Provided information:
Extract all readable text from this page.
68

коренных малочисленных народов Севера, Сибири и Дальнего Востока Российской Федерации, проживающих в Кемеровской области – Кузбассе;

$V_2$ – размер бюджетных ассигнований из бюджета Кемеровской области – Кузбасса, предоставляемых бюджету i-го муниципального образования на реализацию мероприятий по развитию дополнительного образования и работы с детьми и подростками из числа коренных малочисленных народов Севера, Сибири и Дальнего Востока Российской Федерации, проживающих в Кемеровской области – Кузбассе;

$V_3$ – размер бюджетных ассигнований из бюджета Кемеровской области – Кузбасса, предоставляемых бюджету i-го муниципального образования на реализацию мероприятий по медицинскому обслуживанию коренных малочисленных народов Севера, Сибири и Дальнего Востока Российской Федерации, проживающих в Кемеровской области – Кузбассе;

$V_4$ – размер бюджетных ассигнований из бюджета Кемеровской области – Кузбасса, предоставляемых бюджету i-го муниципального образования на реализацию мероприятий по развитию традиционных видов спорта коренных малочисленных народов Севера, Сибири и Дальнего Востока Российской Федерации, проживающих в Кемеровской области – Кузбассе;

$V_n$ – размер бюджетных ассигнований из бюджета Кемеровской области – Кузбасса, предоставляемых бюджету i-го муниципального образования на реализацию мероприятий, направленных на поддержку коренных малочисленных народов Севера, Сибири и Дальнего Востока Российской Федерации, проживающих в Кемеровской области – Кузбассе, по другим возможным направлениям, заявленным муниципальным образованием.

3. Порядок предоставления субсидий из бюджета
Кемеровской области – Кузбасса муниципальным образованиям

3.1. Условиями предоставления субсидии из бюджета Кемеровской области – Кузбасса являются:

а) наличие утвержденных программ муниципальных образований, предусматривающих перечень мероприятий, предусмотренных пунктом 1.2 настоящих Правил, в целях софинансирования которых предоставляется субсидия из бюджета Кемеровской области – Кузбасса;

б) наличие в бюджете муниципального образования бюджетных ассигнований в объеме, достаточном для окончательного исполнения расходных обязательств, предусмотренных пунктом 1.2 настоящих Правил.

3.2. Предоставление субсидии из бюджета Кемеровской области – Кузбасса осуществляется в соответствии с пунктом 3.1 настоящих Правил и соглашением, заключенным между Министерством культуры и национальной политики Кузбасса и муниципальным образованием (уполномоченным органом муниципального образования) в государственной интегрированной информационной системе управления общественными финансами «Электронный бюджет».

Task description: Without changing a word, restate the whole listing.

Output of the task:
Extract all readable text from this page.
68

коренных малочисленных народов Севера, Сибири и Дальнего Востока Российской Федерации, проживающих в Кемеровской области – Кузбассе;

$V_2$ – размер бюджетных ассигнований из бюджета Кемеровской области – Кузбасса, предоставляемых бюджету i-го муниципального образования на реализацию мероприятий по развитию дополнительного образования и работы с детьми и подростками из числа коренных малочисленных народов Севера, Сибири и Дальнего Востока Российской Федерации, проживающих в Кемеровской области – Кузбассе;

$V_3$ – размер бюджетных ассигнований из бюджета Кемеровской области – Кузбасса, предоставляемых бюджету i-го муниципального образования на реализацию мероприятий по медицинскому обслуживанию коренных малочисленных народов Севера, Сибири и Дальнего Востока Российской Федерации, проживающих в Кемеровской области – Кузбассе;

$V_4$ – размер бюджетных ассигнований из бюджета Кемеровской области – Кузбасса, предоставляемых бюджету i-го муниципального образования на реализацию мероприятий по развитию традиционных видов спорта коренных малочисленных народов Севера, Сибири и Дальнего Востока Российской Федерации, проживающих в Кемеровской области – Кузбассе;

$V_n$ – размер бюджетных ассигнований из бюджета Кемеровской области – Кузбасса, предоставляемых бюджету i-го муниципального образования на реализацию мероприятий, направленных на поддержку коренных малочисленных народов Севера, Сибири и Дальнего Востока Российской Федерации, проживающих в Кемеровской области – Кузбассе, по другим возможным направлениям, заявленным муниципальным образованием.

3. Порядок предоставления субсидий из бюджета
Кемеровской области – Кузбасса муниципальным образованиям

3.1. Условиями предоставления субсидии из бюджета Кемеровской области – Кузбасса являются:

а) наличие утвержденных программ муниципальных образований, предусматривающих перечень мероприятий, предусмотренных пунктом 1.2 настоящих Правил, в целях софинансирования которых предоставляется субсидия из бюджета Кемеровской области – Кузбасса;

б) наличие в бюджете муниципального образования бюджетных ассигнований в объеме, достаточном для окончательного исполнения расходных обязательств, предусмотренных пунктом 1.2 настоящих Правил.

3.2. Предоставление субсидии из бюджета Кемеровской области – Кузбасса осуществляется в соответствии с пунктом 3.1 настоящих Правил и соглашением, заключенным между Министерством культуры и национальной политики Кузбасса и муниципальным образованием (уполномоченным органом муниципального образования) в государственной интегрированной информационной системе управления общественными финансами «Электронный бюджет».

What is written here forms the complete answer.